** Start Quoted passage **

Overview Of Copyright
The Federal Copyright Law (17 U.S.C. sec. 107 et.seq.) enables authors to control the use of their works for a specified period of time. When that time period expires, the public may make use of the works without obtaining permission or paying royalties to the copyright holder.
Since March 1, 1989, the word "copyrighted" or the symbol for a copyrighted work is no longer needed. A work is protected as soon as it meets the following criteria. 1. It is an original work of authorship. 2. It is fixed in a tangible medium of expression.
- Literature, music drama
- Choreography and pantomimes
- Pictures, graphics and sculptures
- Sound recordings and the performances/sound fixed in them.
- Motion pictures and other audio visual material
- Computer programs
- Architectural works
- Compilations and derivative works
Exclusive rights of Copyright Holders (these are separate rights-release or license of one or some does not limit the enforceability of the others):
- Making copies
- Creating derivative works
- Public performance
- Public display
Categories of works that cannot be copyrighted, are in the public domain and free for anyone to use:
- Works produced by the U.S. Government
- Facts, news and research, although the organization and display format is subject to copyright.

** End Quoted passage **

Written request:
Resume the copyright overview above, starting right after its last item about facts, news and research. The listing is separate material with no connection to the copyright overview.

** Start Data **

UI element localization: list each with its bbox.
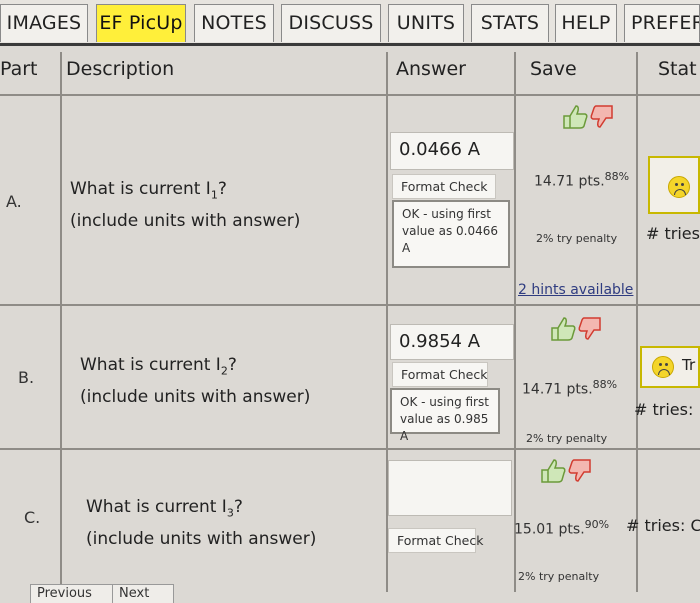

** End Data **

Answer:
- Titles, names, slogans, phrases (unless trademarked) Ideas, methods
- Procedures, systems and processes
- Works published before 1923, if not modified and copyrighted since then.
Northeastern University Libraries is committed to full compliance with the Copyright Laws of the United States governing the use of copyrighted materials for academic purposes. In addition, we support the doctrine of fair use, as essential for progress in creative and scientific endeavors.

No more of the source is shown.